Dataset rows
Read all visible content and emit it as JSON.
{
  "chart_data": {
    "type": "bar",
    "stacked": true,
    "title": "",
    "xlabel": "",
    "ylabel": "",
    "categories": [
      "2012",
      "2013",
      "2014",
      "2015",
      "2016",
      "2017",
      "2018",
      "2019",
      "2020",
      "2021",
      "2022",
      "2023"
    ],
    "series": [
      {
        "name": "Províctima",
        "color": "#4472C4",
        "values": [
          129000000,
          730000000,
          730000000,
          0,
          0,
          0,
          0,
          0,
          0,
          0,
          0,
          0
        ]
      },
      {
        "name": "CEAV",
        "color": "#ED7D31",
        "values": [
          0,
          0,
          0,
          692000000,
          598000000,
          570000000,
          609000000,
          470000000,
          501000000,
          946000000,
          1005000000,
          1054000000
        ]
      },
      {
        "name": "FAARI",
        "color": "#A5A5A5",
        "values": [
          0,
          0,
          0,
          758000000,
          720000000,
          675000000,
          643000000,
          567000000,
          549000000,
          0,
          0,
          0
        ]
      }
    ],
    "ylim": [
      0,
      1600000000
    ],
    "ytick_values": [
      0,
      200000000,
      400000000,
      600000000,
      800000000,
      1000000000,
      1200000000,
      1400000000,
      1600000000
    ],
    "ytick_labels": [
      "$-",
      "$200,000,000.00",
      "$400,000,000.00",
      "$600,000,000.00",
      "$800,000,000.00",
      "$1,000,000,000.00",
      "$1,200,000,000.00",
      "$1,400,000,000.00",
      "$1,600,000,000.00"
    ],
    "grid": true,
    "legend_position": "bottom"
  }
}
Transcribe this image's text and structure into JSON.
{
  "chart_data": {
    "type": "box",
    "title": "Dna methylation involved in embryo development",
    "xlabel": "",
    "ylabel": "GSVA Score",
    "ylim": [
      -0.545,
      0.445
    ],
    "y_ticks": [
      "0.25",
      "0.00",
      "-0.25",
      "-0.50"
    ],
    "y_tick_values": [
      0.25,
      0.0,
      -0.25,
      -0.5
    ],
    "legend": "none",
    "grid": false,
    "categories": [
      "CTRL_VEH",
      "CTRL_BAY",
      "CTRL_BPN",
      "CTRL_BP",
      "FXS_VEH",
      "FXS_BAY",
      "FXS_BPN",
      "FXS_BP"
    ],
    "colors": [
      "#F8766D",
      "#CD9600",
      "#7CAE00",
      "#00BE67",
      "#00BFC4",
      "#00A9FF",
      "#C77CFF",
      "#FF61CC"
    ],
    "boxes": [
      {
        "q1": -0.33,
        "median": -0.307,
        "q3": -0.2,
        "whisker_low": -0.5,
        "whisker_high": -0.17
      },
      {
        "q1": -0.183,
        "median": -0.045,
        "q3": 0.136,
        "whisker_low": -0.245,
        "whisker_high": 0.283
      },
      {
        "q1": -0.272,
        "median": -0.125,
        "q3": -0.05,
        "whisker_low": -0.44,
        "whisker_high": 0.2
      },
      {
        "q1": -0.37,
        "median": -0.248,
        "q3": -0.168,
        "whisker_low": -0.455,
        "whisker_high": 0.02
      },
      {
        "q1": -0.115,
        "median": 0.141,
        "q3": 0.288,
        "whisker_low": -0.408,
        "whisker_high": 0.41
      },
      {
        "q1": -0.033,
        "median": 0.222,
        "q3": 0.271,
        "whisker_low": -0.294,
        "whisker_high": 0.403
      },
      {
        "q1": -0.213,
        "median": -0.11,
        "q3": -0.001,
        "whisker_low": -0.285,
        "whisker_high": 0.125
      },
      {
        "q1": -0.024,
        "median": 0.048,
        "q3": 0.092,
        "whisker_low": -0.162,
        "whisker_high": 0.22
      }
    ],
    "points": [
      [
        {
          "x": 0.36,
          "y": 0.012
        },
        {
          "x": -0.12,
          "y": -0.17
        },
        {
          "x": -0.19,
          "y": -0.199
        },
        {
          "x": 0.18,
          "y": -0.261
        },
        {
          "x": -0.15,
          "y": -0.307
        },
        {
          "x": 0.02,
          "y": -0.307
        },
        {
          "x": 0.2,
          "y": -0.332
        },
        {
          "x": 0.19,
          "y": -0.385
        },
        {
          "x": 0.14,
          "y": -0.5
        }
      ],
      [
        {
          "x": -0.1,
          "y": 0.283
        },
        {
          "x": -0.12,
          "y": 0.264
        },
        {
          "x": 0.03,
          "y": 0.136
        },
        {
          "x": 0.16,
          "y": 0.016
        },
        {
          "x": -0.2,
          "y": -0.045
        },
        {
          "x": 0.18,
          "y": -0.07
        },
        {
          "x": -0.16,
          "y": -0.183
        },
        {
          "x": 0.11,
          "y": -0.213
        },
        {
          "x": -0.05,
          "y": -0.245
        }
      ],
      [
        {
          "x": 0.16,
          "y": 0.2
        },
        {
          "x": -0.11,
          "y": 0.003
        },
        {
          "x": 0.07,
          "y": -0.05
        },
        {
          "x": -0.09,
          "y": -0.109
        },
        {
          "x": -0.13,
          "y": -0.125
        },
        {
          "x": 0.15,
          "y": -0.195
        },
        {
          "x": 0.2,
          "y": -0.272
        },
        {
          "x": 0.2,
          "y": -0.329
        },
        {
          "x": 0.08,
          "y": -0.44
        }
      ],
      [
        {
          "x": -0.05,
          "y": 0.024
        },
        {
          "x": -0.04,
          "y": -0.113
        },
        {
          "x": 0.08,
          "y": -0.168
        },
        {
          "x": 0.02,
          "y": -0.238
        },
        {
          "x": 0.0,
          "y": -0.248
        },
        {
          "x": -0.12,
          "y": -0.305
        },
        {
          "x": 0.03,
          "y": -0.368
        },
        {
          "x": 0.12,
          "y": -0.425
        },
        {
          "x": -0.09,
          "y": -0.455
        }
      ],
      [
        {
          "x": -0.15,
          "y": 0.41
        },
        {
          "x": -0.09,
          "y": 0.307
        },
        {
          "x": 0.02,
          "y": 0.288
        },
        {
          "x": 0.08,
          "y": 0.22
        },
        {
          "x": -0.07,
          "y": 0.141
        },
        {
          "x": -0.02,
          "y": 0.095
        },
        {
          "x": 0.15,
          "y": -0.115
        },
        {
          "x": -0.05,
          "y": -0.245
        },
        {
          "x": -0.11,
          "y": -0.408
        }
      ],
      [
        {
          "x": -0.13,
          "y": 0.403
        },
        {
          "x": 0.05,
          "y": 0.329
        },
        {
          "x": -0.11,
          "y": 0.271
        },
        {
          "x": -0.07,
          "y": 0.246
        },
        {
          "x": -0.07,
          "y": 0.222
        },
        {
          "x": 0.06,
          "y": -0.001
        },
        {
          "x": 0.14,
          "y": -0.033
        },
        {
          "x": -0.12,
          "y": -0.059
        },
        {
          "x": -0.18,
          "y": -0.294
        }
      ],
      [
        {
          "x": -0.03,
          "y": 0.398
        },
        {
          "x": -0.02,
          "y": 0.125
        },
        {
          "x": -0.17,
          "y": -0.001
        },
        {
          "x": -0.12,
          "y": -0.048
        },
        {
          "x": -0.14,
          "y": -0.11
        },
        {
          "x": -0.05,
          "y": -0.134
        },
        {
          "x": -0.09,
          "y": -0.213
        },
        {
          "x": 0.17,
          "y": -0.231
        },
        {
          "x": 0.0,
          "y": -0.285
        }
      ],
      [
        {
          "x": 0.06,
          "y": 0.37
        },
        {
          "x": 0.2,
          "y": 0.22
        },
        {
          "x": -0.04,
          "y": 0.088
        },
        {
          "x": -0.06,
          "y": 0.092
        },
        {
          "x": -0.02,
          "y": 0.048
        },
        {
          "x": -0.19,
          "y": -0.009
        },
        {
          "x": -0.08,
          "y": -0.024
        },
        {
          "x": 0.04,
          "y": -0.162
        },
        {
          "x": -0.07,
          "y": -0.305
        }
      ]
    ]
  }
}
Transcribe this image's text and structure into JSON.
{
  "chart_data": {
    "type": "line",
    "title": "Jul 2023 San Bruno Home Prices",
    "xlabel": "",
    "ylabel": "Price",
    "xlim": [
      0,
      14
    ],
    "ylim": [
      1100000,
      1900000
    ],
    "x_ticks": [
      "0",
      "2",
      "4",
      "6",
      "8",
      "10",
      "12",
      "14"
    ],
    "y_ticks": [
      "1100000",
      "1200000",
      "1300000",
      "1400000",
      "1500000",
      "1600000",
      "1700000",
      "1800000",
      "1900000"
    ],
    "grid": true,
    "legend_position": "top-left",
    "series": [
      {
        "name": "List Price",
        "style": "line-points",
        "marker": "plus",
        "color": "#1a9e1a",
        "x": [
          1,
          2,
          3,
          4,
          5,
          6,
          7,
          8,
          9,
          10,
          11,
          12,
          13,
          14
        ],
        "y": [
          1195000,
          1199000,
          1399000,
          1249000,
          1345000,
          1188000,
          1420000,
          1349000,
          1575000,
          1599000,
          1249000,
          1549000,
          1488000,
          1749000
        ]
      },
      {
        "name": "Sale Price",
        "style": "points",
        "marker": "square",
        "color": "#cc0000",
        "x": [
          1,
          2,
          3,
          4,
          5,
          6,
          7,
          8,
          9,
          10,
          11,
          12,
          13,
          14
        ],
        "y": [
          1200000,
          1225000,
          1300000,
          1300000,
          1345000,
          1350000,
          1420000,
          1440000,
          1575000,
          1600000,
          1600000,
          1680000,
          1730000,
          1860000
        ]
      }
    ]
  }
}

## Objective
Tally the lines of the data that hold the string "points". Answer with the number and nothing more.

## Right answer
3